→ **QUOTED PASSAGE**
####
# Vivarium fan



## k5MOW (Jun 19, 2015)

Good morning everyone

What would be a good small fan for ventilation in my 29 gallon dart frog set up. I would like to mount the fan on top outside the enclosure blowing in to the vivarium. I also have exit vents on the other side. Obviously I don’t want a very big fan just enough to get ventilation in. I’m assuming I would want to put it on a timer. Does anyone have any suggestions what kind and size to purchase. 

Thanks Roger


Sent from my iPhone using Tapatalk


----------



## JasonE (Feb 7, 2011)

k5MOW said:


> Good morning everyone
> 
> What would be a good small fan for ventilation in my 29 gallon dart frog set up. I would like to mount the fan on top outside the enclosure blowing in to the vivarium. I also have exit vents on the other side. Obviously I don’t want a very big fan just enough to get ventilation in. I’m assuming I would want to put it on a timer. Does anyone have any suggestions what kind and size to purchase.
> 
> ...


You really don't want your fan blowing into the vivarium. If you're placing it outside then you'd want it over the vent blowing out, that way air is being brought in through your other vents to create a good air circulation. Putting the fan pointed into the vivarium is just going to blow dry air into the vivarium.

If you're putting the fan outside then just go on amazon or wherever and buy any PC fan you like since you don't have to worry about humidity or flies clogging it.

I have just a small standard fan that sits on top of my viv to cool down the tank and to aid in reducing the humidity/drying out the tank in between mistings. It sits near my front vent blowing across the top and under the light. This gives me good air exchange without completely drying out my tank.


----------



## k5MOW (Jun 19, 2015)

JasonE said:


> You really don't want your fan blowing into the vivarium. If you're placing it outside then you'd want it over the vent blowing out, that way air is being brought in through your other vents to create a good air circulation. Putting the fan pointed into the vivarium is just going to blow dry air into the vivarium.
> 
> If you're putting the fan outside then just go on amazon or wherever and buy any PC fan you like since you don't have to worry about humidity or flies clogging it.
####
→ **TASK 1**
In the vivarium fan thread, how big is the dart frog setup the fan is meant for?
The forum thread and the listing come from unrelated sources.
####
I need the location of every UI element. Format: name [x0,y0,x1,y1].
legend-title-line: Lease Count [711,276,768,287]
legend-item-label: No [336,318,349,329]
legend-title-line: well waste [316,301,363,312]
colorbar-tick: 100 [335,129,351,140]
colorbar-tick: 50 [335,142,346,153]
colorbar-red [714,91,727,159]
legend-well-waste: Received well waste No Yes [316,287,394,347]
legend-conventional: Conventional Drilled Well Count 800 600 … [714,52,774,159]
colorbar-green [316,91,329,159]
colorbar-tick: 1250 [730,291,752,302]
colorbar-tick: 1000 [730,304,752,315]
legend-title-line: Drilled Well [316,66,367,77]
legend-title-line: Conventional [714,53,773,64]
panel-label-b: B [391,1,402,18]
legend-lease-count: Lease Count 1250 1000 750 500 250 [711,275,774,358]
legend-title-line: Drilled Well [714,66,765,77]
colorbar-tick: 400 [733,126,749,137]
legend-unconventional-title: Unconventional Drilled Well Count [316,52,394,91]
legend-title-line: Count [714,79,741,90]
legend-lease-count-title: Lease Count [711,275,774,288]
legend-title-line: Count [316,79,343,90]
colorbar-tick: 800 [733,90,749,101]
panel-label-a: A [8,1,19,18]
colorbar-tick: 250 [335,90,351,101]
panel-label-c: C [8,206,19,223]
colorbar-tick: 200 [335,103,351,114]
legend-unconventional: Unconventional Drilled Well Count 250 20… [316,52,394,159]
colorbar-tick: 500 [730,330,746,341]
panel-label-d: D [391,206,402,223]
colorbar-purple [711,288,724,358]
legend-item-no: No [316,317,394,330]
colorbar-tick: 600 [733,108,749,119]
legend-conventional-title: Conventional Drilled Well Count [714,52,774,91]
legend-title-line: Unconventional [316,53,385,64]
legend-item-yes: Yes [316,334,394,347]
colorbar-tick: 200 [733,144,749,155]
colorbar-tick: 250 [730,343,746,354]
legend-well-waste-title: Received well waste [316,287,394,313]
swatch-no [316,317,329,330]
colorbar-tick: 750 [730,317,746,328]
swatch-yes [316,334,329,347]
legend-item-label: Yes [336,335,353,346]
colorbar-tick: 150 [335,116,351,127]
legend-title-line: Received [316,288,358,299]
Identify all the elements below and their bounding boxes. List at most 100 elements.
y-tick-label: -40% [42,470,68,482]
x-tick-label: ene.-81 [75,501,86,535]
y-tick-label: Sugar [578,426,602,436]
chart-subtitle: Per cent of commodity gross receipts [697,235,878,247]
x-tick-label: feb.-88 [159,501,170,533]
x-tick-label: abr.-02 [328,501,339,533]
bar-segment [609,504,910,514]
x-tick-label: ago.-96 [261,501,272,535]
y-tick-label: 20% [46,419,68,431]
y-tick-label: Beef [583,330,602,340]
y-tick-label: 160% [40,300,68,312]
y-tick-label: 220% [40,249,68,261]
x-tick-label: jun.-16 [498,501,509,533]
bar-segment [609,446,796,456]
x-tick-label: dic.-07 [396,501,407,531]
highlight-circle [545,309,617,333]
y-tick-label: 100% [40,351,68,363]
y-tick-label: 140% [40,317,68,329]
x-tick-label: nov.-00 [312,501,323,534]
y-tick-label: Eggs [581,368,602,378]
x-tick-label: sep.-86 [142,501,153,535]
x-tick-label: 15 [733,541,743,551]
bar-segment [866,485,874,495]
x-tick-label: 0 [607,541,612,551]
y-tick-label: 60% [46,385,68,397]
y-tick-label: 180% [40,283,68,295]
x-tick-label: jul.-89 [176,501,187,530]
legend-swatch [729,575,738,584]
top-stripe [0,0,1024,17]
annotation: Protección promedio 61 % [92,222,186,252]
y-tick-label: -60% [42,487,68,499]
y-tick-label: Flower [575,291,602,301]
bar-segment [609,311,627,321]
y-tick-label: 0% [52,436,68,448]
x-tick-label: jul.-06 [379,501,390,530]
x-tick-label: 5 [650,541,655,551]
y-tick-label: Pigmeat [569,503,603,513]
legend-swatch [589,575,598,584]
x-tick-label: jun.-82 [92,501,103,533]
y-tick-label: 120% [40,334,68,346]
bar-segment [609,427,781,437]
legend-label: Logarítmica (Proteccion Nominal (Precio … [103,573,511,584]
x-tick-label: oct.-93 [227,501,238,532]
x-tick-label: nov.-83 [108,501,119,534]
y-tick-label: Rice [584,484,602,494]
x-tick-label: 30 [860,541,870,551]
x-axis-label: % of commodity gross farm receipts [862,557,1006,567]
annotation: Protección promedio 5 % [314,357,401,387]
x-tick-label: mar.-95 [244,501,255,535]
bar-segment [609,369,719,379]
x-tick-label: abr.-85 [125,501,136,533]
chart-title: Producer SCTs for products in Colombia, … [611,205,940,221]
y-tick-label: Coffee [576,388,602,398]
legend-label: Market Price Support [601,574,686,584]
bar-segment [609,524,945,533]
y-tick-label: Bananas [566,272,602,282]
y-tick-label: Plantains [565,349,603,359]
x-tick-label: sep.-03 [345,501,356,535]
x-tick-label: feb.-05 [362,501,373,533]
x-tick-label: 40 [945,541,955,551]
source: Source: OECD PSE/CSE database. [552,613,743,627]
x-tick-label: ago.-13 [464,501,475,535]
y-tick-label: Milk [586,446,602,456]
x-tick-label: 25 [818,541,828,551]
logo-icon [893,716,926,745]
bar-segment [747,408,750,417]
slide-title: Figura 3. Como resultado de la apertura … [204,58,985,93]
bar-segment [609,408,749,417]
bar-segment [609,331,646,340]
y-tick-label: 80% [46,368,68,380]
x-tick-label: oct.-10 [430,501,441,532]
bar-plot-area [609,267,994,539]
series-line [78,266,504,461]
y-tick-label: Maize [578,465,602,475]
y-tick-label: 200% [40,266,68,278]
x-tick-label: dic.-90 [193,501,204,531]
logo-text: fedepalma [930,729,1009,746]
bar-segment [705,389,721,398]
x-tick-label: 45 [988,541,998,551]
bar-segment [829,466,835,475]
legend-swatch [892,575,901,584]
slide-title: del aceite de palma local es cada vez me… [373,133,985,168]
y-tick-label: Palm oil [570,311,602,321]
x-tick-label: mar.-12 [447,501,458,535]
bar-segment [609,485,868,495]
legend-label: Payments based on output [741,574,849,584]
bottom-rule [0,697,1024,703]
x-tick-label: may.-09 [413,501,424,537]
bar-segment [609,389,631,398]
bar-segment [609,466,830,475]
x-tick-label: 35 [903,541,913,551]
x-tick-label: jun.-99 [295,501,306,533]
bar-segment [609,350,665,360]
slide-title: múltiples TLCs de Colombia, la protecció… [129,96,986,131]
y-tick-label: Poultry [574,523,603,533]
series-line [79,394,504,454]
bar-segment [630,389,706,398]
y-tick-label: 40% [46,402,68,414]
####
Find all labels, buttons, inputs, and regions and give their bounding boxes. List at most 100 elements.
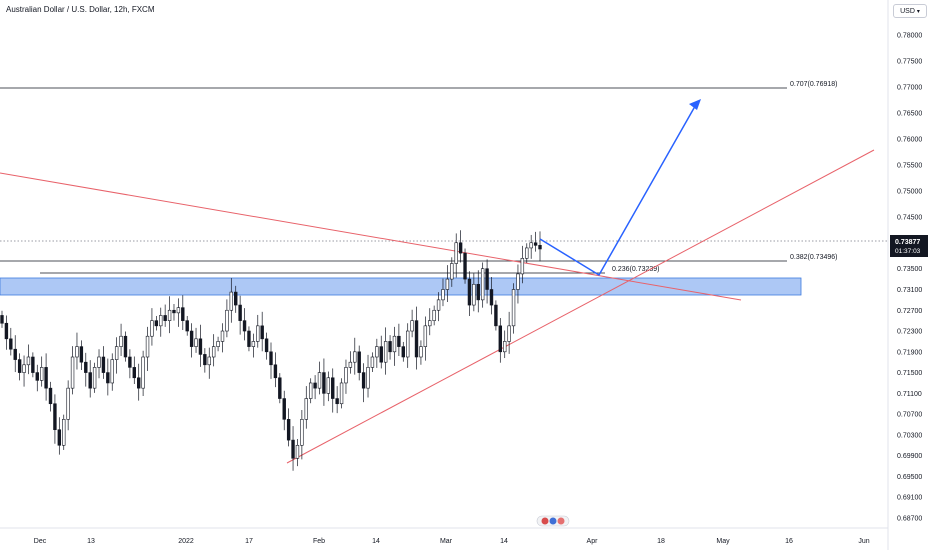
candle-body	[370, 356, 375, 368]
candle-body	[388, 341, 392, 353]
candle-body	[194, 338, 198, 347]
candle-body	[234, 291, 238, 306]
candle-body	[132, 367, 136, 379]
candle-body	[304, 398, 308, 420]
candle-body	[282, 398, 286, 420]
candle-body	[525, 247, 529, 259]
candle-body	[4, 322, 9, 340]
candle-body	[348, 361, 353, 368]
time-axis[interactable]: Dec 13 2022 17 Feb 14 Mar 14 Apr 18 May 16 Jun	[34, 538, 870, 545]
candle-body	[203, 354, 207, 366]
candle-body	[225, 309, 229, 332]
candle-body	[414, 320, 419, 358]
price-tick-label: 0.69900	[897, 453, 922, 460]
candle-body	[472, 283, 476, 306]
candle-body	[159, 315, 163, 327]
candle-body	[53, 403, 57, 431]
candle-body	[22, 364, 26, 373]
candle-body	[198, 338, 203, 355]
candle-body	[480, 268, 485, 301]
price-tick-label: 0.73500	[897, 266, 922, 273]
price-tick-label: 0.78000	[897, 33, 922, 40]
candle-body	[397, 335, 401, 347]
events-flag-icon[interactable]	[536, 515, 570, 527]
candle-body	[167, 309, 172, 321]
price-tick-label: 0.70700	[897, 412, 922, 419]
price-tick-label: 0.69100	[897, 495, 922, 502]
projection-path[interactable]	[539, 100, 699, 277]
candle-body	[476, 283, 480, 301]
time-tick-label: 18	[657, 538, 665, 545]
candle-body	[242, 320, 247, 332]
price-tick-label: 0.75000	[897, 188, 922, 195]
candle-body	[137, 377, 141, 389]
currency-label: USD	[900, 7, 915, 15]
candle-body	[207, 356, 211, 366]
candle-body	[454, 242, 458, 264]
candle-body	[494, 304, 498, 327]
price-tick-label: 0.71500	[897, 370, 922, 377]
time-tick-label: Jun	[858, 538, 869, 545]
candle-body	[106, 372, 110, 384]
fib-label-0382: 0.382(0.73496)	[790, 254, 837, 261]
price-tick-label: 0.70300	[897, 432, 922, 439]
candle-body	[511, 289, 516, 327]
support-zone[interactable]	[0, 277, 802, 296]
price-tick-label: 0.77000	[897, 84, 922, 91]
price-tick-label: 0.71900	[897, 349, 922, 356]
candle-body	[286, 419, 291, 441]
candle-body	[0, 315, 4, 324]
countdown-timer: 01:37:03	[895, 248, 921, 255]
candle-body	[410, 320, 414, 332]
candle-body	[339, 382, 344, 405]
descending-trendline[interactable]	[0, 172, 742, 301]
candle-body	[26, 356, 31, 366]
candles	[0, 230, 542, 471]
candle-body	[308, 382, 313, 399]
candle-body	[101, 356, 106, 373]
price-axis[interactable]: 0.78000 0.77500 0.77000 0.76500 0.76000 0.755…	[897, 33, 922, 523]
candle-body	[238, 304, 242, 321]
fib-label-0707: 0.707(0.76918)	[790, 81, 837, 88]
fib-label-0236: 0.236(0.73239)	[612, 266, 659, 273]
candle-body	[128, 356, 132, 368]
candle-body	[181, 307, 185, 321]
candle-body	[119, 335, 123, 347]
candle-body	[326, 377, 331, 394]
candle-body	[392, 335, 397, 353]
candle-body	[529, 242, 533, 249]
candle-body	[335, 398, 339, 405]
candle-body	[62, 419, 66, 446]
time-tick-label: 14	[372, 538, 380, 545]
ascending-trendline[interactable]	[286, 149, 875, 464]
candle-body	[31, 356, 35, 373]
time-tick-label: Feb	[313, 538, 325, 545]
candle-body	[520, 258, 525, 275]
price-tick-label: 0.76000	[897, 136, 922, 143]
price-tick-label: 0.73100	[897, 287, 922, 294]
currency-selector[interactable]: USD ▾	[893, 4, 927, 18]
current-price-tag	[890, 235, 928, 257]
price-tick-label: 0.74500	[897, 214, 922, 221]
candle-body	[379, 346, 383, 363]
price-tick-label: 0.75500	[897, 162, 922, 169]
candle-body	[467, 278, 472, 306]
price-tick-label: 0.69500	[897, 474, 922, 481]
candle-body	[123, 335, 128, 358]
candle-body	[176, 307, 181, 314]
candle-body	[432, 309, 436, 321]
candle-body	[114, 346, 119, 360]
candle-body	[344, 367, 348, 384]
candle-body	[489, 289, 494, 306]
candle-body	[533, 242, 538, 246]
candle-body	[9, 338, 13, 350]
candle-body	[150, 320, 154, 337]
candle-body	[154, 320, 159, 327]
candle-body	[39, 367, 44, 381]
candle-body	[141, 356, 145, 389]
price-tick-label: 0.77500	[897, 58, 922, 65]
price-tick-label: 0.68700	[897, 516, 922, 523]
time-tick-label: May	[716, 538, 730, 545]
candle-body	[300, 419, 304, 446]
####
→ **TASK 2**
Reproduce the listing lines from the one holding "I need the location" through the one holding "panel-label-b: B [391,1,402,18]", both included.

→ **WRITTEN REPLY 1**
29 gallons.

→ **WRITTEN REPLY 2**
I need the location of every UI element. Format: name [x0,y0,x1,y1].
legend-title-line: Lease Count [711,276,768,287]
legend-item-label: No [336,318,349,329]
legend-title-line: well waste [316,301,363,312]
colorbar-tick: 100 [335,129,351,140]
colorbar-tick: 50 [335,142,346,153]
colorbar-red [714,91,727,159]
legend-well-waste: Received well waste No Yes [316,287,394,347]
legend-conventional: Conventional Drilled Well Count 800 600 … [714,52,774,159]
colorbar-green [316,91,329,159]
colorbar-tick: 1250 [730,291,752,302]
colorbar-tick: 1000 [730,304,752,315]
legend-title-line: Drilled Well [316,66,367,77]
legend-title-line: Conventional [714,53,773,64]
panel-label-b: B [391,1,402,18]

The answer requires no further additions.